» ENTRIES SHOWN:
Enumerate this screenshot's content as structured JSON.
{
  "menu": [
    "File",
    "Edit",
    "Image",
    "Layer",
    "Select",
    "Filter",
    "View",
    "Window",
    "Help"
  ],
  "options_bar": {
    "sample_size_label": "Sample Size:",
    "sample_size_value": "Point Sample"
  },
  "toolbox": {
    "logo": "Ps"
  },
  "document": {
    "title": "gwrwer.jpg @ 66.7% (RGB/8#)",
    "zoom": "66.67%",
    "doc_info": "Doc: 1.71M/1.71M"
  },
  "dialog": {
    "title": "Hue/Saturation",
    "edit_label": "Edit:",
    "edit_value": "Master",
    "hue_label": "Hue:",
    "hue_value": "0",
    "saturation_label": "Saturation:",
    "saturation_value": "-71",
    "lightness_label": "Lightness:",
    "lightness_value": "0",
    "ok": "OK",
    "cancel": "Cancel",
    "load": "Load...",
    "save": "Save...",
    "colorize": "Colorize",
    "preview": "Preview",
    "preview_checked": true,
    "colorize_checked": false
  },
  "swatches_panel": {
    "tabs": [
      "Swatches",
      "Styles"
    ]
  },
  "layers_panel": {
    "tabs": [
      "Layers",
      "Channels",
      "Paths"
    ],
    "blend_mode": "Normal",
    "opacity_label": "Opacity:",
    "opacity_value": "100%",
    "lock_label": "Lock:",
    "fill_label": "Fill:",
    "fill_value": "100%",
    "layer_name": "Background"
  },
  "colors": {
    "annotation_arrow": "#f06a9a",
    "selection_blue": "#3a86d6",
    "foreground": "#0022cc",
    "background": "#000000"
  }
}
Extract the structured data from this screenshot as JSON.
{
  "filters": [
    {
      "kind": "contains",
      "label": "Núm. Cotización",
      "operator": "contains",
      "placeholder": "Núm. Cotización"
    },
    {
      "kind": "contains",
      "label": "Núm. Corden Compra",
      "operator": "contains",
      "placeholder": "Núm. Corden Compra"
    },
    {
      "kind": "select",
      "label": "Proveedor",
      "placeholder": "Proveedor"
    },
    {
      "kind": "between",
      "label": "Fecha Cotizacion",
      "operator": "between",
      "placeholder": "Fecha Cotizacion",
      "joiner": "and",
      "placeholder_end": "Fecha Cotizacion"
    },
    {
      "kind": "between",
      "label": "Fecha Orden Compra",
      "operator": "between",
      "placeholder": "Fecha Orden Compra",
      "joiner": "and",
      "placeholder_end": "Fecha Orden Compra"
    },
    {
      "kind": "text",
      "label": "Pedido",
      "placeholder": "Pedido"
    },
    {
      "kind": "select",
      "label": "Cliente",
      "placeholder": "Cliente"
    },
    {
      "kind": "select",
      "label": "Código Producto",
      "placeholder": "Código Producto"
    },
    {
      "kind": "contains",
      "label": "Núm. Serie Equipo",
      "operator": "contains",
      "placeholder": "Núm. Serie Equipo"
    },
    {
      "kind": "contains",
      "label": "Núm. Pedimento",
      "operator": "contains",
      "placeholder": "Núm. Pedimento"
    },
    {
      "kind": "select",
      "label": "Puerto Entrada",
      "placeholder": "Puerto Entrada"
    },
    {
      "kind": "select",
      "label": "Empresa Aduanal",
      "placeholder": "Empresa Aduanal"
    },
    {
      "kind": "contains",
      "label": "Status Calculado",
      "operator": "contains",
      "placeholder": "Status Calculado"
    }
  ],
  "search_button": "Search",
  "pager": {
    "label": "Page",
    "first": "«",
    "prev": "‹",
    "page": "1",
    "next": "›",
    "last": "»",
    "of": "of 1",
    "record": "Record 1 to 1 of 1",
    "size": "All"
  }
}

» DO THIS:
Return all of the data exactly as it reads.

» RESPONSE TO THE EXERCISE:
Enumerate this screenshot's content as structured JSON.
{
  "menu": [
    "File",
    "Edit",
    "Image",
    "Layer",
    "Select",
    "Filter",
    "View",
    "Window",
    "Help"
  ],
  "options_bar": {
    "sample_size_label": "Sample Size:",
    "sample_size_value": "Point Sample"
  },
  "toolbox": {
    "logo": "Ps"
  },
  "document": {
    "title": "gwrwer.jpg @ 66.7% (RGB/8#)",
    "zoom": "66.67%",
    "doc_info": "Doc: 1.71M/1.71M"
  },
  "dialog": {
    "title": "Hue/Saturation",
    "edit_label": "Edit:",
    "edit_value": "Master",
    "hue_label": "Hue:",
    "hue_value": "0",
    "saturation_label": "Saturation:",
    "saturation_value": "-71",
    "lightness_label": "Lightness:",
    "lightness_value": "0",
    "ok": "OK",
    "cancel": "Cancel",
    "load": "Load...",
    "save": "Save...",
    "colorize": "Colorize",
    "preview": "Preview",
    "preview_checked": true,
    "colorize_checked": false
  },
  "swatches_panel": {
    "tabs": [
      "Swatches",
      "Styles"
    ]
  },
  "layers_panel": {
    "tabs": [
      "Layers",
      "Channels",
      "Paths"
    ],
    "blend_mode": "Normal",
    "opacity_label": "Opacity:",
    "opacity_value": "100%",
    "lock_label": "Lock:",
    "fill_label": "Fill:",
    "fill_value": "100%",
    "layer_name": "Background"
  },
  "colors": {
    "annotation_arrow": "#f06a9a",
    "selection_blue": "#3a86d6",
    "foreground": "#0022cc",
    "background": "#000000"
  }
}
Extract the structured data from this screenshot as JSON.
{
  "filters": [
    {
      "kind": "contains",
      "label": "Núm. Cotización",
      "operator": "contains",
      "placeholder": "Núm. Cotización"
    },
    {
      "kind": "contains",
      "label": "Núm. Corden Compra",
      "operator": "contains",
      "placeholder": "Núm. Corden Compra"
    },
    {
      "kind": "select",
      "label": "Proveedor",
      "placeholder": "Proveedor"
    },
    {
      "kind": "between",
      "label": "Fecha Cotizacion",
      "operator": "between",
      "placeholder": "Fecha Cotizacion",
      "joiner": "and",
      "placeholder_end": "Fecha Cotizacion"
    },
    {
      "kind": "between",
      "label": "Fecha Orden Compra",
      "operator": "between",
      "placeholder": "Fecha Orden Compra",
      "joiner": "and",
      "placeholder_end": "Fecha Orden Compra"
    },
    {
      "kind": "text",
      "label": "Pedido",
      "placeholder": "Pedido"
    },
    {
      "kind": "select",
      "label": "Cliente",
      "placeholder": "Cliente"
    },
    {
      "kind": "select",
      "label": "Código Producto",
      "placeholder": "Código Producto"
    },
    {
      "kind": "contains",
      "label": "Núm. Serie Equipo",
      "operator": "contains",
      "placeholder": "Núm. Serie Equipo"
    },
    {
      "kind": "contains",
      "label": "Núm. Pedimento",
      "operator": "contains",
      "placeholder": "Núm. Pedimento"
    },
    {
      "kind": "select",
      "label": "Puerto Entrada",
      "placeholder": "Puerto Entrada"
    },
    {
      "kind": "select",
      "label": "Empresa Aduanal",
      "placeholder": "Empresa Aduanal"
    },
    {
      "kind": "contains",
      "label": "Status Calculado",
      "operator": "contains",
      "placeholder": "Status Calculado"
    }
  ],
  "search_button": "Search",
  "pager": {
    "label": "Page",
    "first": "«",
    "prev": "‹",
    "page": "1",
    "next": "›",
    "last": "»",
    "of": "of 1",
    "record": "Record 1 to 1 of 1",
    "size": "All"
  }
}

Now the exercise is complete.